Task instructions:
Lines from the one containing "What does this" through the last line of the data are to be repeated word for word, both ends included.

Given records:
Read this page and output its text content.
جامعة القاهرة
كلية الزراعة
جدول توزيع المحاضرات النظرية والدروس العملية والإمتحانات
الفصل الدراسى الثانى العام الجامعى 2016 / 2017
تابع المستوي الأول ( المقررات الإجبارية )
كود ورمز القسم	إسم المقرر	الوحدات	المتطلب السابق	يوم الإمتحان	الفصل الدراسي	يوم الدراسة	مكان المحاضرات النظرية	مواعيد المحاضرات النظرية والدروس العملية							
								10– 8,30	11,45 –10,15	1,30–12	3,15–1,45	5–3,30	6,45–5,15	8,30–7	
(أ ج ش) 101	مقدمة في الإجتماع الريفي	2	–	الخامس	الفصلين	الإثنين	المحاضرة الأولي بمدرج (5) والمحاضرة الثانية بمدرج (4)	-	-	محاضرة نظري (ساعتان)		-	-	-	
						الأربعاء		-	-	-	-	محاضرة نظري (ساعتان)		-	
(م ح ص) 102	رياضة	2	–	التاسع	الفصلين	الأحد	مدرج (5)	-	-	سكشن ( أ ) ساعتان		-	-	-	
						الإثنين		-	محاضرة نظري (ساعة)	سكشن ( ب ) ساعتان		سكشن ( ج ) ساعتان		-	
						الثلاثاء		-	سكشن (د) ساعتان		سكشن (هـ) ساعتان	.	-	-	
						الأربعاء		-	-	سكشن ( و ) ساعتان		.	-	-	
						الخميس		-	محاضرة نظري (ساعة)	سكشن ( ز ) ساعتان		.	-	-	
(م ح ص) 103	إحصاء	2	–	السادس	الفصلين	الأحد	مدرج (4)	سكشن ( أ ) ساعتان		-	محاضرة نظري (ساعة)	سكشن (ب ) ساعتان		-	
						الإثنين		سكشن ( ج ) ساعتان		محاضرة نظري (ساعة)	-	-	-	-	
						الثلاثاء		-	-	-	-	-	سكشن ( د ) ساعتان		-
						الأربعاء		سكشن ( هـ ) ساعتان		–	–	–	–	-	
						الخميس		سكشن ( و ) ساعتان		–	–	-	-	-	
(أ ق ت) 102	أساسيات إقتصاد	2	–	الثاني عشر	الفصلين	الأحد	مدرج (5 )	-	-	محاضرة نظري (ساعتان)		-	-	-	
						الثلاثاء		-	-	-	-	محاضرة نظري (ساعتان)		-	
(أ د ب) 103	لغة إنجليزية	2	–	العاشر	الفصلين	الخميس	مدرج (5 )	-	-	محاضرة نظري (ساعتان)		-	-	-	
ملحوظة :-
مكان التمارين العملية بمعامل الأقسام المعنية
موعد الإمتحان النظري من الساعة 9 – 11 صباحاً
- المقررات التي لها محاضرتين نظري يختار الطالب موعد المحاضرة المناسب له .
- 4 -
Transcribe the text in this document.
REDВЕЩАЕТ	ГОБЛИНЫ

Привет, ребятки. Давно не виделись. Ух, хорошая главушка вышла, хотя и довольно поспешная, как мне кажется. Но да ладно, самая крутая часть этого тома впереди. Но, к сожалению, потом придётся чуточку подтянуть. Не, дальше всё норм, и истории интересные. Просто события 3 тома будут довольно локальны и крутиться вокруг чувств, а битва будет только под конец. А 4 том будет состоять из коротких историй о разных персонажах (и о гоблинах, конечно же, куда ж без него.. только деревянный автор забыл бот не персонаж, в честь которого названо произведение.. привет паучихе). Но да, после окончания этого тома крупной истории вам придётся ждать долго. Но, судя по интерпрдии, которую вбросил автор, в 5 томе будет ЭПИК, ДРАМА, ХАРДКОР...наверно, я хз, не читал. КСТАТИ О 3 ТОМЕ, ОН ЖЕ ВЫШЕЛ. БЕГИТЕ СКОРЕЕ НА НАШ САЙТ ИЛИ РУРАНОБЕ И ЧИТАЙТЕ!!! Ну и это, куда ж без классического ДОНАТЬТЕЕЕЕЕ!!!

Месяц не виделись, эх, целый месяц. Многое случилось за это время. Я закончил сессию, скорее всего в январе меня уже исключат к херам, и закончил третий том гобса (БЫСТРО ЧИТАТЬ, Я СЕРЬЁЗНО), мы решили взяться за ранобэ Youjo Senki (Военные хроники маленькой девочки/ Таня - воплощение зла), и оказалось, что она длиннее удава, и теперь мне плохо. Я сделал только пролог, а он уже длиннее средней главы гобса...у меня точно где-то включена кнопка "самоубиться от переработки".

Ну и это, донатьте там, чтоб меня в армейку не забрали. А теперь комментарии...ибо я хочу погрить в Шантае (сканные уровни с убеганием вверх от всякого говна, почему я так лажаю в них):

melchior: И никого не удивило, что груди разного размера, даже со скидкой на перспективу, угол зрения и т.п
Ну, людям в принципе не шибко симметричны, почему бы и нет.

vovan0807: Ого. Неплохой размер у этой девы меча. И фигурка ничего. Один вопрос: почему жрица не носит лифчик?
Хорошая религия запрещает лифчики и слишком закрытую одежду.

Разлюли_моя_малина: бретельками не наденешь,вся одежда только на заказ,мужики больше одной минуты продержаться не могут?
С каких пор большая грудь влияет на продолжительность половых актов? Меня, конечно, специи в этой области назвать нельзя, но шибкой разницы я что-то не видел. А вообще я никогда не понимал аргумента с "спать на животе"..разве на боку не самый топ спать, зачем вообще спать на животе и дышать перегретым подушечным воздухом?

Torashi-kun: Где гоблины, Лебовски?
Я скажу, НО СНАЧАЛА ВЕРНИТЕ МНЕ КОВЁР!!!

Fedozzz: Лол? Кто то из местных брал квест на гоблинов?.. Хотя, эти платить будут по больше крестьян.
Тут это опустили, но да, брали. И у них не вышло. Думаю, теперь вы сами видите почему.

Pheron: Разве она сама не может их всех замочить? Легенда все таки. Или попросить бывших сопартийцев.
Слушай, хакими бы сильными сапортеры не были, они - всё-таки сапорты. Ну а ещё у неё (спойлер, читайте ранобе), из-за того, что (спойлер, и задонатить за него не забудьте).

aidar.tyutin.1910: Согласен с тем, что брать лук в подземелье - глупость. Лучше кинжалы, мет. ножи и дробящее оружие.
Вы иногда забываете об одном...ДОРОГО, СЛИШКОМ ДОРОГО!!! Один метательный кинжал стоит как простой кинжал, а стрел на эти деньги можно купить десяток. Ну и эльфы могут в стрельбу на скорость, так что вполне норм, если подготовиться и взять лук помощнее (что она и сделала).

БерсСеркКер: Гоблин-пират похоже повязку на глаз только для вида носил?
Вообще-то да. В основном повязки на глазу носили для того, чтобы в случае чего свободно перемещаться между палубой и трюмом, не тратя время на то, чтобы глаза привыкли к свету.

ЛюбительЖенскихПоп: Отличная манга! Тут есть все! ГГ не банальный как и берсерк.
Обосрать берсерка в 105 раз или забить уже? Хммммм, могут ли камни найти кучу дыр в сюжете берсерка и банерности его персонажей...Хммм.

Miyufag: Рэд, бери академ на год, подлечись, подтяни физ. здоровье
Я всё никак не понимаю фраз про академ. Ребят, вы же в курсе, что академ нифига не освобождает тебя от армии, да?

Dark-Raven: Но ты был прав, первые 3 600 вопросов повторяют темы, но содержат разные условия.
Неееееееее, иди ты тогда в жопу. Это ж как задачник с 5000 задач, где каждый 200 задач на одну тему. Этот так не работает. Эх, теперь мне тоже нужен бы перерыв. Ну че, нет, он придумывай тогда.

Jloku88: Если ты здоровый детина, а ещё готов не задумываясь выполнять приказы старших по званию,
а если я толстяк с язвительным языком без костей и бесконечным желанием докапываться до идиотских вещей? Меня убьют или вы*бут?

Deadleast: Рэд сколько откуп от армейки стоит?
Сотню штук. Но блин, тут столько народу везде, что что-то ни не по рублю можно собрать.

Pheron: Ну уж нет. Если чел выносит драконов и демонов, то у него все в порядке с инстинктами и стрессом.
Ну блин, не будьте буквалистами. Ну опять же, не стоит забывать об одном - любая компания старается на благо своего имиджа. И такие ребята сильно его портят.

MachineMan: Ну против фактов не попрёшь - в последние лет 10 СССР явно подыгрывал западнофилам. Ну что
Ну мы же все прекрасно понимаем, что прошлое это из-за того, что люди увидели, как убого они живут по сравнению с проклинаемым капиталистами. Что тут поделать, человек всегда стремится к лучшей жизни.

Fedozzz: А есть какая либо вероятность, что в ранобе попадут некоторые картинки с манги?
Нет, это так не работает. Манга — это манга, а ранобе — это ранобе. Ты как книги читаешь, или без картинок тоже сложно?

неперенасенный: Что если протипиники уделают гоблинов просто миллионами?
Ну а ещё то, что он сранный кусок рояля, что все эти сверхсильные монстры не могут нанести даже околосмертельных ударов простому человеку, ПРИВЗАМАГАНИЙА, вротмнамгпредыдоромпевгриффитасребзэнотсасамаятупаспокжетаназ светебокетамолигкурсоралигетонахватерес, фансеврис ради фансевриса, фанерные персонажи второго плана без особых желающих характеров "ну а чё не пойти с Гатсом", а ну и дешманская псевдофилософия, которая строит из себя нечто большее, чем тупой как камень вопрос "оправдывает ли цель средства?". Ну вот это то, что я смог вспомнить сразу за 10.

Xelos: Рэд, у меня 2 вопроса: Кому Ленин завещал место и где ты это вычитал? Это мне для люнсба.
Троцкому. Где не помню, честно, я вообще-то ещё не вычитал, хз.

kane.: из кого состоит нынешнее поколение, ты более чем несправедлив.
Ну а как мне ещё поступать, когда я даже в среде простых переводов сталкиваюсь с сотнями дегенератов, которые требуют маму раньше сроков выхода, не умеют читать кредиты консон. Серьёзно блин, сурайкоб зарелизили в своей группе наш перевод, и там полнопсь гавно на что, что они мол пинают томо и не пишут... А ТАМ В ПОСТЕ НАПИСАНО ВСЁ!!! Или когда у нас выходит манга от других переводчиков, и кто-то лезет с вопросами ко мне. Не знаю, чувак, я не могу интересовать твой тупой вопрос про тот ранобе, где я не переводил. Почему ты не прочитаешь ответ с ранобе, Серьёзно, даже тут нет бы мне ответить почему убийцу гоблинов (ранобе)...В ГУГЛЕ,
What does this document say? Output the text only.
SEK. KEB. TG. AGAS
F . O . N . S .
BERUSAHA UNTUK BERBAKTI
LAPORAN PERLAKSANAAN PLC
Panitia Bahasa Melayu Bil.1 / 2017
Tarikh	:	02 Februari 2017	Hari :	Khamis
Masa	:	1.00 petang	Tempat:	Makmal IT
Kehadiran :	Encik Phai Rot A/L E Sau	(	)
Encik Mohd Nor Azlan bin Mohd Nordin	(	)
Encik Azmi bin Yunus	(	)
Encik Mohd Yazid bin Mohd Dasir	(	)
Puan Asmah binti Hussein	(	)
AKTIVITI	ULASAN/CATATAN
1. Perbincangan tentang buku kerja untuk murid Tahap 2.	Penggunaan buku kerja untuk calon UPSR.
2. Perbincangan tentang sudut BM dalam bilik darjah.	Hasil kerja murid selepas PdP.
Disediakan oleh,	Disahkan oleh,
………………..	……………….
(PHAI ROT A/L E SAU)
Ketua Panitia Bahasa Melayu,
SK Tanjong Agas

Answer for the task:
What does this document say? Output the text only.
SEK. KEB. TG. AGAS
F . O . N . S .
BERUSAHA UNTUK BERBAKTI
LAPORAN PERLAKSANAAN PLC
Panitia Bahasa Melayu Bil.1 / 2017
Tarikh	:	02 Februari 2017	Hari :	Khamis
Masa	:	1.00 petang	Tempat:	Makmal IT
Kehadiran :	Encik Phai Rot A/L E Sau	(	)
Encik Mohd Nor Azlan bin Mohd Nordin	(	)
Encik Azmi bin Yunus	(	)
Encik Mohd Yazid bin Mohd Dasir	(	)
Puan Asmah binti Hussein	(	)
AKTIVITI	ULASAN/CATATAN
1. Perbincangan tentang buku kerja untuk murid Tahap 2.	Penggunaan buku kerja untuk calon UPSR.
2. Perbincangan tentang sudut BM dalam bilik darjah.	Hasil kerja murid selepas PdP.
Disediakan oleh,	Disahkan oleh,
………………..	……………….
(PHAI ROT A/L E SAU)
Ketua Panitia Bahasa Melayu,
SK Tanjong Agas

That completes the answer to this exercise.